Each line that holds the word "ylabel" counts once; report how many lines do so and nothing else.

Structured figure records:
Begin

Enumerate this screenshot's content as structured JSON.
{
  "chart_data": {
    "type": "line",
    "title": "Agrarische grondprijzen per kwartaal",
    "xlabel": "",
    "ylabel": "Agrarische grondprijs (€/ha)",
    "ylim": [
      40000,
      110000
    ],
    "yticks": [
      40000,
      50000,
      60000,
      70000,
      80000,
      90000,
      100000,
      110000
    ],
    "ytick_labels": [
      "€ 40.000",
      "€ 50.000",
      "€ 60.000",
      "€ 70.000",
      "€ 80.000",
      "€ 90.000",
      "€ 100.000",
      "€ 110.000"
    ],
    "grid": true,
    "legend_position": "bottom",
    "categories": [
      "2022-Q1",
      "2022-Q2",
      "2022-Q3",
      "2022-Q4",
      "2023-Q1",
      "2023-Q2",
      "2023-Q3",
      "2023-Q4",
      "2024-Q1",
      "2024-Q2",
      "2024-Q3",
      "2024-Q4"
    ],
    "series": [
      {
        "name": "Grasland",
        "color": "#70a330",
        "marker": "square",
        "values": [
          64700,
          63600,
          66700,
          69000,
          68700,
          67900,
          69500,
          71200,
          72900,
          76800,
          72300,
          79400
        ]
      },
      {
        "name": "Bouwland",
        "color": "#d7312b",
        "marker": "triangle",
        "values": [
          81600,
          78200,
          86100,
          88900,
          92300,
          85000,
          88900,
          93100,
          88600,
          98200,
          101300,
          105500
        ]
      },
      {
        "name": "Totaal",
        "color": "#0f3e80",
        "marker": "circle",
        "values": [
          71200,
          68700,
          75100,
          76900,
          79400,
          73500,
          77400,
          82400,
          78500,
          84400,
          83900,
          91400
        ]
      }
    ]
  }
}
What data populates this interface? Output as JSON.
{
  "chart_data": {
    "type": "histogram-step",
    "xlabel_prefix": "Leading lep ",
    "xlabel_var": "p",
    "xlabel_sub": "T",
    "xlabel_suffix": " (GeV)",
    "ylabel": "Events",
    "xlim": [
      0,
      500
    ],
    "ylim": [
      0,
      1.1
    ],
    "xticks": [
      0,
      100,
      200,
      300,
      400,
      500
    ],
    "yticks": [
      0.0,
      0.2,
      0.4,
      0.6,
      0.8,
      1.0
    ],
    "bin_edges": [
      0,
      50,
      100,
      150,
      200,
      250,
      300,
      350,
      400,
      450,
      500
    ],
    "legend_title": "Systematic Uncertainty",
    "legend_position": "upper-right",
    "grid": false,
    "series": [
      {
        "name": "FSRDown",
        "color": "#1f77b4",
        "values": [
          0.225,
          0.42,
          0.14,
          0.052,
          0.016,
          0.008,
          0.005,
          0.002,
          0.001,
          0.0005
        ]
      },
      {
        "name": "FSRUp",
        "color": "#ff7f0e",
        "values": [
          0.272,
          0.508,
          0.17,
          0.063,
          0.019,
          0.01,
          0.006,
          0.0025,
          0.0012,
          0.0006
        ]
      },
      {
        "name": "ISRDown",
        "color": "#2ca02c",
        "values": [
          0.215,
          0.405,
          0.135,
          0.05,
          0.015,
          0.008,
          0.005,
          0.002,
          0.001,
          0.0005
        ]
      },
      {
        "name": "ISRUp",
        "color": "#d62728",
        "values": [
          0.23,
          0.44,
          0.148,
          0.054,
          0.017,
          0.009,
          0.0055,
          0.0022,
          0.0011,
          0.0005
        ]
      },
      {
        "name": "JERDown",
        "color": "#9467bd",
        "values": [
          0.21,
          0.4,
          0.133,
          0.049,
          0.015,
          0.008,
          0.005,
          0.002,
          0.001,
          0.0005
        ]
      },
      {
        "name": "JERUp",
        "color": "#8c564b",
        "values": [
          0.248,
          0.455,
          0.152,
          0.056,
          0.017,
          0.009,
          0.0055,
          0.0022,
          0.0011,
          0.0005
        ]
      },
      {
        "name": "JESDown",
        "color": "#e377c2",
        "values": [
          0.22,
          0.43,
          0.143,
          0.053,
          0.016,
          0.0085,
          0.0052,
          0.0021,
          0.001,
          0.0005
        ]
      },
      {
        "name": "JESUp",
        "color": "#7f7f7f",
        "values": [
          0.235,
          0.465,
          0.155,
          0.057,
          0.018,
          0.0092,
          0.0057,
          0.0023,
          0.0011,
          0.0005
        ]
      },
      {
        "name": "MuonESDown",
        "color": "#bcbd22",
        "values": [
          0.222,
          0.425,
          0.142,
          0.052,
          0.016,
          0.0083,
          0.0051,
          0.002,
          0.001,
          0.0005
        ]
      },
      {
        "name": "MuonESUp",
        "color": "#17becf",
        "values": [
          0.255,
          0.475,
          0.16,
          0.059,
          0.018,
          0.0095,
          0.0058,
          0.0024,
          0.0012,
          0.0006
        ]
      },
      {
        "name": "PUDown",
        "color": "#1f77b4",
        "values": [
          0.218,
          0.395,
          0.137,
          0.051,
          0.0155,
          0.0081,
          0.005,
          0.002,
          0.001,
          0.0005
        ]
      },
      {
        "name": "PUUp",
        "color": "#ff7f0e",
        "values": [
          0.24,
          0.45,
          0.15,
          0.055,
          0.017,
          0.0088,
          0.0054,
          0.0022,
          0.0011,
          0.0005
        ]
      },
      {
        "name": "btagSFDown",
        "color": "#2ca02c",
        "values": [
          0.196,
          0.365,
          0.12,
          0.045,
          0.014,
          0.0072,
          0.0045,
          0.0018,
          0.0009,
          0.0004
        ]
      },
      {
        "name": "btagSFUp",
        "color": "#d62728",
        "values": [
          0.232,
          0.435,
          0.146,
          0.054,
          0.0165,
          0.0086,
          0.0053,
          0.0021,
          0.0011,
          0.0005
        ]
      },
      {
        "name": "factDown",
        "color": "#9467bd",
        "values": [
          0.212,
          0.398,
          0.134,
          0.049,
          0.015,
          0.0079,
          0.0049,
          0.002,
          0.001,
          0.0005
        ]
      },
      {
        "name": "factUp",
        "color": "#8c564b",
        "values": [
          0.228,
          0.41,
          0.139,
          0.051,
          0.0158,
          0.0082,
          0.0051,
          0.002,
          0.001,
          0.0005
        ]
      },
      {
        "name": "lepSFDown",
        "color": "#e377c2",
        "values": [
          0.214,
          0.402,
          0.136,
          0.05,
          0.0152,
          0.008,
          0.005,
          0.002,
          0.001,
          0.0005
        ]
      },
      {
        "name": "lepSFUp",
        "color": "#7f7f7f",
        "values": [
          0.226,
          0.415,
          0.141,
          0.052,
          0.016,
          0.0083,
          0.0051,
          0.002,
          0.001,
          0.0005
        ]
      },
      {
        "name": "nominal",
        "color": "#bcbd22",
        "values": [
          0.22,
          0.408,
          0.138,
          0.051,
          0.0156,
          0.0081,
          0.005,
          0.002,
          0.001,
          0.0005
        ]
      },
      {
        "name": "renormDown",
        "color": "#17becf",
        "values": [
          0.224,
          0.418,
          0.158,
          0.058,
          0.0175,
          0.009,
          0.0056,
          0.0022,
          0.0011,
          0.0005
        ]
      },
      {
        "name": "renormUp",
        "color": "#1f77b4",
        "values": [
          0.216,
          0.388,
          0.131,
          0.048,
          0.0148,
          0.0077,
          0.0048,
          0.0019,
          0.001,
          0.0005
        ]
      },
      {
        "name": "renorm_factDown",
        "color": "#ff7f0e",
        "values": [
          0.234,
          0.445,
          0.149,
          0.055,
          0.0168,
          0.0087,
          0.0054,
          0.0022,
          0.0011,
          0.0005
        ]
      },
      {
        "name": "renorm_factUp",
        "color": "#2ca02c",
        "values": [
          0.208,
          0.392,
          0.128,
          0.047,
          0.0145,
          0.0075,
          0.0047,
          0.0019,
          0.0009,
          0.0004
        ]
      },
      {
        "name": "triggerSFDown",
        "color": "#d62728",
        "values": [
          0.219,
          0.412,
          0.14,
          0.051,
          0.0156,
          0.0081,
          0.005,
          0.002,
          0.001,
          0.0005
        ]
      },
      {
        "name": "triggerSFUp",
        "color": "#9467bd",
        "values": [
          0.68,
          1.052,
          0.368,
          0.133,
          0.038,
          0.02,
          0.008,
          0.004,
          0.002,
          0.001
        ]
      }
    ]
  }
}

End

• TASK SOLUTION:
2